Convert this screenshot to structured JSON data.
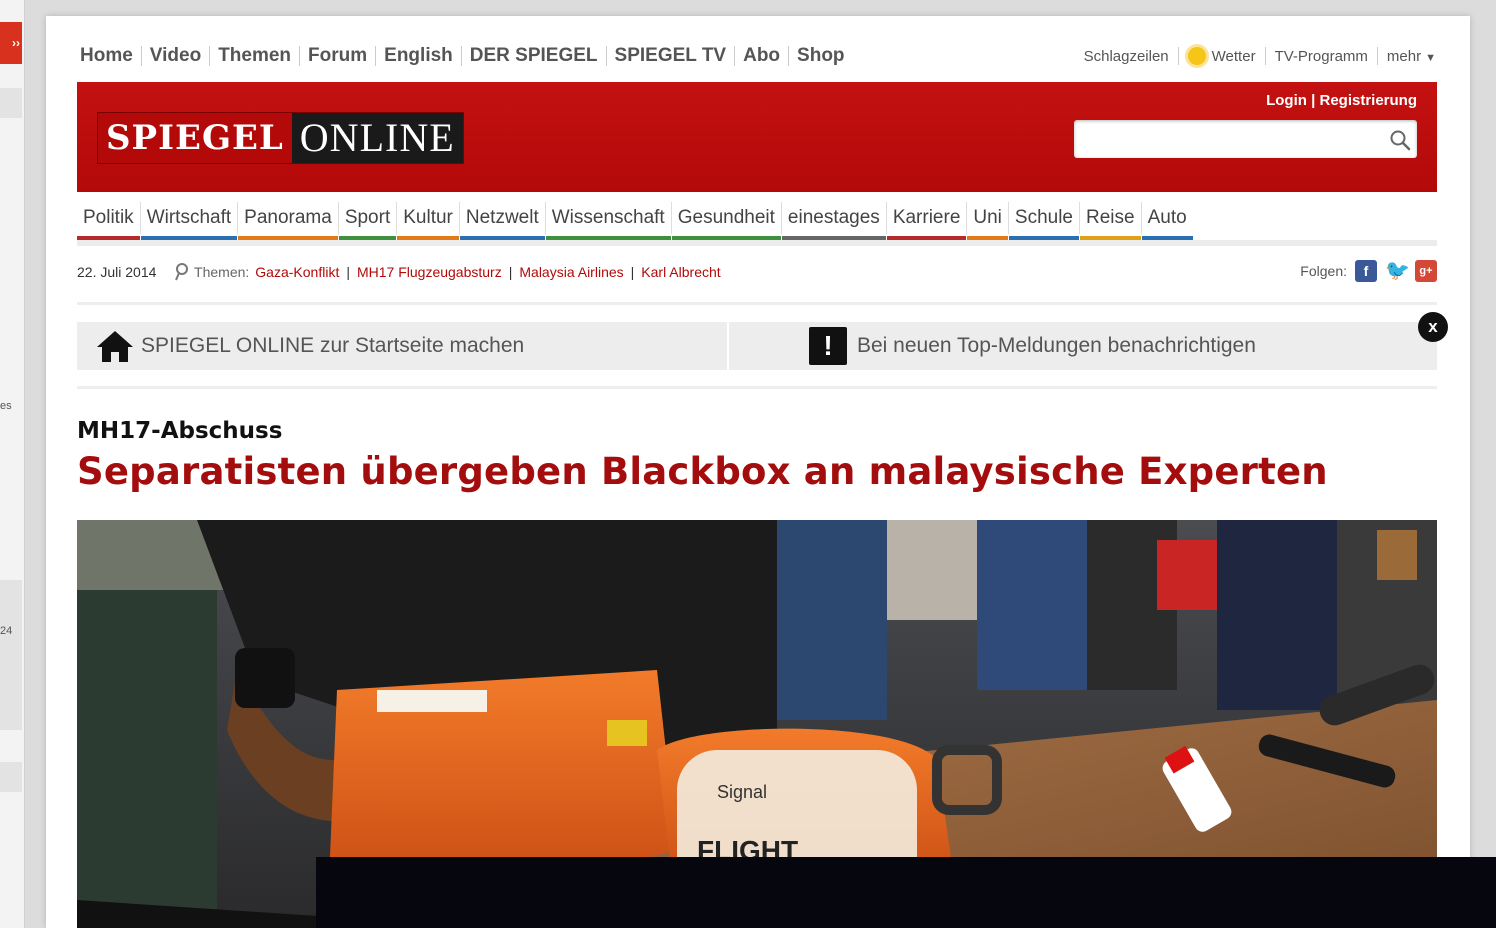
{
  "left_sliver": {
    "arrow": "››",
    "text1": "es",
    "text2": "24"
  },
  "top_nav": [
    "Home",
    "Video",
    "Themen",
    "Forum",
    "English",
    "DER SPIEGEL",
    "SPIEGEL TV",
    "Abo",
    "Shop"
  ],
  "right_nav": {
    "schlagzeilen": "Schlagzeilen",
    "wetter": "Wetter",
    "tv": "TV-Programm",
    "mehr": "mehr"
  },
  "header": {
    "logo_left": "SPIEGEL",
    "logo_right": "ONLINE",
    "login": "Login",
    "login_sep": "|",
    "register": "Registrierung",
    "search_placeholder": ""
  },
  "sections": [
    {
      "label": "Politik",
      "color": "#b52b2b"
    },
    {
      "label": "Wirtschaft",
      "color": "#2a6fb0"
    },
    {
      "label": "Panorama",
      "color": "#e07a1a"
    },
    {
      "label": "Sport",
      "color": "#3e8f3e"
    },
    {
      "label": "Kultur",
      "color": "#e07a1a"
    },
    {
      "label": "Netzwelt",
      "color": "#2a6fb0"
    },
    {
      "label": "Wissenschaft",
      "color": "#3e8f3e"
    },
    {
      "label": "Gesundheit",
      "color": "#3e8f3e"
    },
    {
      "label": "einestages",
      "color": "#666666"
    },
    {
      "label": "Karriere",
      "color": "#b52b2b"
    },
    {
      "label": "Uni",
      "color": "#e07a1a"
    },
    {
      "label": "Schule",
      "color": "#2a6fb0"
    },
    {
      "label": "Reise",
      "color": "#e0a01a"
    },
    {
      "label": "Auto",
      "color": "#2a6fb0"
    }
  ],
  "dateline": {
    "date": "22. Juli 2014",
    "themen_label": "Themen:",
    "topics": [
      "Gaza-Konflikt",
      "MH17 Flugzeugabsturz",
      "Malaysia Airlines",
      "Karl Albrecht"
    ],
    "folgen": "Folgen:"
  },
  "infobar": {
    "startpage": "SPIEGEL ONLINE zur Startseite machen",
    "notify": "Bei neuen Top-Meldungen benachrichtigen",
    "close": "x"
  },
  "article": {
    "kicker": "MH17-Abschuss",
    "headline": "Separatisten übergeben Blackbox an malaysische Experten",
    "photo_text1": "Signal",
    "photo_text2": "FLIGHT"
  },
  "colors": {
    "brand_red": "#b30909",
    "headline_red": "#a40d0d"
  }
}
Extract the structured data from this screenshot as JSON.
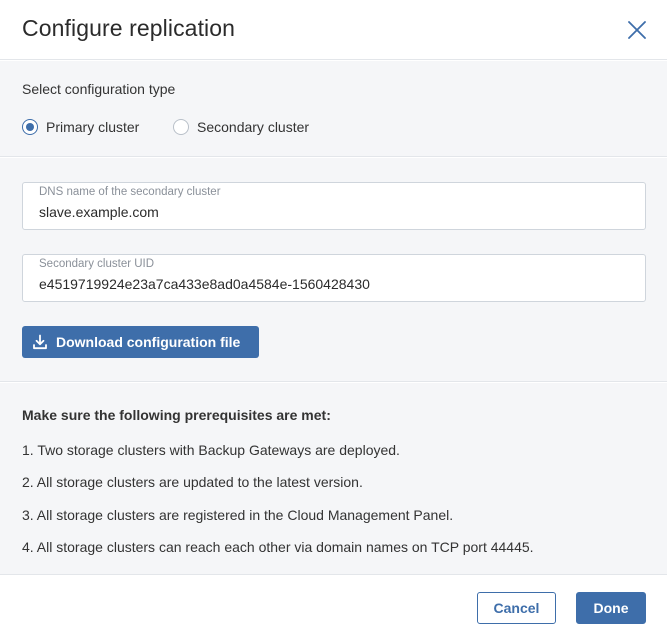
|---|
Gather and copy every line of the data in which the string "this" is found.

Convert this screenshot to structured JSON data.
Extract the structured data from this screenshot as JSON.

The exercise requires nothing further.